Aim of the task: Gather all lines in the data that hold the string "всегда".

Stored rows:

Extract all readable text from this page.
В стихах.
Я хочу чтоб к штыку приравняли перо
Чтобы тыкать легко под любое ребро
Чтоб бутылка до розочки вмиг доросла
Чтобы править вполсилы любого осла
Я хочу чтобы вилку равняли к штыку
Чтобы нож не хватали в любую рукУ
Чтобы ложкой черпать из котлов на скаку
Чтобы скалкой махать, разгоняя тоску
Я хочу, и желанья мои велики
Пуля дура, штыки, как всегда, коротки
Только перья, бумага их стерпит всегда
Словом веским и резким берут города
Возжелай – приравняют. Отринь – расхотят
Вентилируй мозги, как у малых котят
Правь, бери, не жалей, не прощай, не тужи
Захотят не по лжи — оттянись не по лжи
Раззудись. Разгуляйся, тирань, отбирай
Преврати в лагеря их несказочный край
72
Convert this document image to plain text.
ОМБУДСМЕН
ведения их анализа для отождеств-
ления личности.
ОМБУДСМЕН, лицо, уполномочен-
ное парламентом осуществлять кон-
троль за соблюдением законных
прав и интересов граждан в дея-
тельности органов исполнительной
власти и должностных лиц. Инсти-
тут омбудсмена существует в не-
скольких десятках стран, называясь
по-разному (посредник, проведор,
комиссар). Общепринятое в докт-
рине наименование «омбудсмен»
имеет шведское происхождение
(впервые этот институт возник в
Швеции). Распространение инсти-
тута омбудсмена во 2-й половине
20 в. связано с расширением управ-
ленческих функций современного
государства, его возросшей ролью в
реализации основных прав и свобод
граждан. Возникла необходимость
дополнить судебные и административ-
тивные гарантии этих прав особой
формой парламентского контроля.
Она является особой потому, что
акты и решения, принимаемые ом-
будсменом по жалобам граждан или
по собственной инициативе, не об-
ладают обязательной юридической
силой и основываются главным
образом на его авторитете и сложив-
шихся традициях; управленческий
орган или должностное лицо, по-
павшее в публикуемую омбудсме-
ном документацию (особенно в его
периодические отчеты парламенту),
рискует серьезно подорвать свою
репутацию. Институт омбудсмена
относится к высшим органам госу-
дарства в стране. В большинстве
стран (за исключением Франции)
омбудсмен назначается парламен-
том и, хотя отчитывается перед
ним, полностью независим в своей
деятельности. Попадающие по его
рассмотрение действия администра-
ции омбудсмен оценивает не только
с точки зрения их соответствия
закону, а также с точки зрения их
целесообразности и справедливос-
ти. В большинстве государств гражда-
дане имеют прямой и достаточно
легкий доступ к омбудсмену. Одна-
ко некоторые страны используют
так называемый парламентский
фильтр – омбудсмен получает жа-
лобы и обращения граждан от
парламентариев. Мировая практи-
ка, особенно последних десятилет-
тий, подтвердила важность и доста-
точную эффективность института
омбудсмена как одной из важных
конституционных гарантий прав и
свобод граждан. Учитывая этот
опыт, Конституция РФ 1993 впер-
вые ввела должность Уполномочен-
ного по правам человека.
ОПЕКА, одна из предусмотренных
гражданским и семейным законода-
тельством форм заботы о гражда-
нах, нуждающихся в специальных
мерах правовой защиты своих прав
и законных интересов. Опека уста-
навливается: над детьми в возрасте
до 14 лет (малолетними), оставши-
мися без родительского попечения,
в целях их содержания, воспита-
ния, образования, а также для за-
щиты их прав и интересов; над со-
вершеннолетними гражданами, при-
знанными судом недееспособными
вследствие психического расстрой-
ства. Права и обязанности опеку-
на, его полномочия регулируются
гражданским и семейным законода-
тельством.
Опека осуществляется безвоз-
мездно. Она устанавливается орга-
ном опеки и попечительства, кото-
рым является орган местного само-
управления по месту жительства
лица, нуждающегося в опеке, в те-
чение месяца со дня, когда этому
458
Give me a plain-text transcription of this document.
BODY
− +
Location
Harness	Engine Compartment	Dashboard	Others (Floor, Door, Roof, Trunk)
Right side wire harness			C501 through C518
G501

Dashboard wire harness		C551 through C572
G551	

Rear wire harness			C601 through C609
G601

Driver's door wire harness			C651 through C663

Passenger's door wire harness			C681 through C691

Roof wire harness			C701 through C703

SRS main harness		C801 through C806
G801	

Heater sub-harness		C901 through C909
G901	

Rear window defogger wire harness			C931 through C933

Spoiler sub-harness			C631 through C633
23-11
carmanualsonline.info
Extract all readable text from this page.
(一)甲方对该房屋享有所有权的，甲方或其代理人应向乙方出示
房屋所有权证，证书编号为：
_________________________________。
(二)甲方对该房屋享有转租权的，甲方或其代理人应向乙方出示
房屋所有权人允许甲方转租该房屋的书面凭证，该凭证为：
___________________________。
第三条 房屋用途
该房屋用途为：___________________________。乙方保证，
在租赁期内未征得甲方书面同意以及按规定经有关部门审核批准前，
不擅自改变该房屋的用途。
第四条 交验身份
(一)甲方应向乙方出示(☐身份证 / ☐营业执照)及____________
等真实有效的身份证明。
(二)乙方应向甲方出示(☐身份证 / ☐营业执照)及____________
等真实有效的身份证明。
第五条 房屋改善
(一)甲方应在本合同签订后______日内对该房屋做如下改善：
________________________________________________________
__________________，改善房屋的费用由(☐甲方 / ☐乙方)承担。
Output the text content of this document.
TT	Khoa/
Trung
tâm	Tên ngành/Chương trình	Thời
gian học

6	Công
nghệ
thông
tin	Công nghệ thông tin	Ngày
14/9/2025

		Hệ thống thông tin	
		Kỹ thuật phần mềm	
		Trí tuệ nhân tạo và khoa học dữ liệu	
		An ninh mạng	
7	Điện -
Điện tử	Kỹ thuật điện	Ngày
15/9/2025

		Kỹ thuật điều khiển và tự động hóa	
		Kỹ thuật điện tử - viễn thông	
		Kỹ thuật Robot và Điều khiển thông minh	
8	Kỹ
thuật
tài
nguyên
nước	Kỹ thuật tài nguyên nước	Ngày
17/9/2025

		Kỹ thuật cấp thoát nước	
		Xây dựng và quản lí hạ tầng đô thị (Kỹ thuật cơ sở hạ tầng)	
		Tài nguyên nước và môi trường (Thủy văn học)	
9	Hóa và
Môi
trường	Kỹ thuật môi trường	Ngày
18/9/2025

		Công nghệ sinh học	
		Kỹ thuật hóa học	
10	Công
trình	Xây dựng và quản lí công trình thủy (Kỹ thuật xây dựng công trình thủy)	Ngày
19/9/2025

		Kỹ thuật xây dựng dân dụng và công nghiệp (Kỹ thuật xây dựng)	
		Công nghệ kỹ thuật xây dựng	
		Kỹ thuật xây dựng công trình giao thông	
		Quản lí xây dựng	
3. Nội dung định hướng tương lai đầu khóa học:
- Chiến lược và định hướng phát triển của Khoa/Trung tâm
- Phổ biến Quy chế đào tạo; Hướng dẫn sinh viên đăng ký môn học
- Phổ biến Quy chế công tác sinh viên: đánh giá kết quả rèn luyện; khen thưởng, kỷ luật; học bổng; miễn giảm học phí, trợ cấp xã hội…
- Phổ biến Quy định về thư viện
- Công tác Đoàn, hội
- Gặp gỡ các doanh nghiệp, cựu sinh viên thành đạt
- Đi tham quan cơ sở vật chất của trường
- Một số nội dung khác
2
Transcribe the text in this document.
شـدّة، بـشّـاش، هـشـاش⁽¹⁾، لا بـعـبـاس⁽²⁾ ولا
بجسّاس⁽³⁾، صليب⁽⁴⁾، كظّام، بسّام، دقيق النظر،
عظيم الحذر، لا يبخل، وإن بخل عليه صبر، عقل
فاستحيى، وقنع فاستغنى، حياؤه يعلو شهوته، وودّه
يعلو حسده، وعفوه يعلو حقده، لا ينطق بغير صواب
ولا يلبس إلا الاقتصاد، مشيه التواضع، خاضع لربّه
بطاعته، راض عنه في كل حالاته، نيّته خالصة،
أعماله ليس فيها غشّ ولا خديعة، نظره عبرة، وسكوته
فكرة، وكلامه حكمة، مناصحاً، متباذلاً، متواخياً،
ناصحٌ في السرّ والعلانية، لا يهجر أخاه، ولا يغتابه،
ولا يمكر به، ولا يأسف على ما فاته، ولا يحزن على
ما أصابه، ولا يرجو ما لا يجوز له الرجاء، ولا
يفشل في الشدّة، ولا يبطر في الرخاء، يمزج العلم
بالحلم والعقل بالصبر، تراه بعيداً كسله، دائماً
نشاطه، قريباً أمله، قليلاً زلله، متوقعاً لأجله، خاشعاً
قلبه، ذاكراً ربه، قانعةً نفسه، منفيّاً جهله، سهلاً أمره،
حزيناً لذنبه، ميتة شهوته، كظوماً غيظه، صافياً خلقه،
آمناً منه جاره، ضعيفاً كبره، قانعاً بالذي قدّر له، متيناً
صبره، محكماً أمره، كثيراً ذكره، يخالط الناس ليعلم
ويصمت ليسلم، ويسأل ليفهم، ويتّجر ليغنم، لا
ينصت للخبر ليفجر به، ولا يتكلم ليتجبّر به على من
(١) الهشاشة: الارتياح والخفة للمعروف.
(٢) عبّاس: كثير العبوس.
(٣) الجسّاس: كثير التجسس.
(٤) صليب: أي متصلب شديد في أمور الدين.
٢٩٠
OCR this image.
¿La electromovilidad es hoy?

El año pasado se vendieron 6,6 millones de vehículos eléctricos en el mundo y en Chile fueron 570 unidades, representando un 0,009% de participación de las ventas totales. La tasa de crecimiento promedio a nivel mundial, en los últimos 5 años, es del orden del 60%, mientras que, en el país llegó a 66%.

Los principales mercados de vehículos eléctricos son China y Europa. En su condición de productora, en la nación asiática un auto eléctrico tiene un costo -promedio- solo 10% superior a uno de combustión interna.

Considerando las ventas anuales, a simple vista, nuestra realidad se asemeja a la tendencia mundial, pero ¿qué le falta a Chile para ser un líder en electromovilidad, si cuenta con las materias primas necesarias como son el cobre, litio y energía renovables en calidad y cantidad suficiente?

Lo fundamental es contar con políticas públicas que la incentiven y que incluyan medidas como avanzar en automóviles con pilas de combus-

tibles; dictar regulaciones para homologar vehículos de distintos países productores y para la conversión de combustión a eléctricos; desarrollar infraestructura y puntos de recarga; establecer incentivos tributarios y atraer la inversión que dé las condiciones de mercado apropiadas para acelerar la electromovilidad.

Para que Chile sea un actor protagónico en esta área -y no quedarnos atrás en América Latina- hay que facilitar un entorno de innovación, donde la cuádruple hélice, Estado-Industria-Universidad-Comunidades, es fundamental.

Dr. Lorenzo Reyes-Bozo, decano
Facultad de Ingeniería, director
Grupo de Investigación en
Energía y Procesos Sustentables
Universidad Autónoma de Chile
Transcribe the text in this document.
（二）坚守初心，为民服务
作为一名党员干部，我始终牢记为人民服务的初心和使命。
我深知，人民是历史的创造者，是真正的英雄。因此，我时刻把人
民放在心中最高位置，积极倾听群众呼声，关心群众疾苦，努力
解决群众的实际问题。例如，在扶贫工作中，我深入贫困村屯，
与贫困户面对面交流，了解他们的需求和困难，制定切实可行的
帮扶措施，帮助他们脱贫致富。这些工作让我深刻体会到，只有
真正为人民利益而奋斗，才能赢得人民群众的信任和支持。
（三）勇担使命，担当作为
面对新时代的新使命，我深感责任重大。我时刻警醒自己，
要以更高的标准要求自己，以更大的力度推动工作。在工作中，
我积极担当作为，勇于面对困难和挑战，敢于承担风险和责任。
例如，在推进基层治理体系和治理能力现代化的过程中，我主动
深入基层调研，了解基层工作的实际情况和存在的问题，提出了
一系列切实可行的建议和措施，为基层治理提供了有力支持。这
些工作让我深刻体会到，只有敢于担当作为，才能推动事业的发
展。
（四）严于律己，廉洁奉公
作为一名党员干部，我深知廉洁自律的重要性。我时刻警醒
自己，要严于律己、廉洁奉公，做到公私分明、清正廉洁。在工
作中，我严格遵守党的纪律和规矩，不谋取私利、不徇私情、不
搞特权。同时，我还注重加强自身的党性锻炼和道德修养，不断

Output of the task:
Пуля дура, штыки, как всегда, коротки
Только перья, бумага их стерпит всегда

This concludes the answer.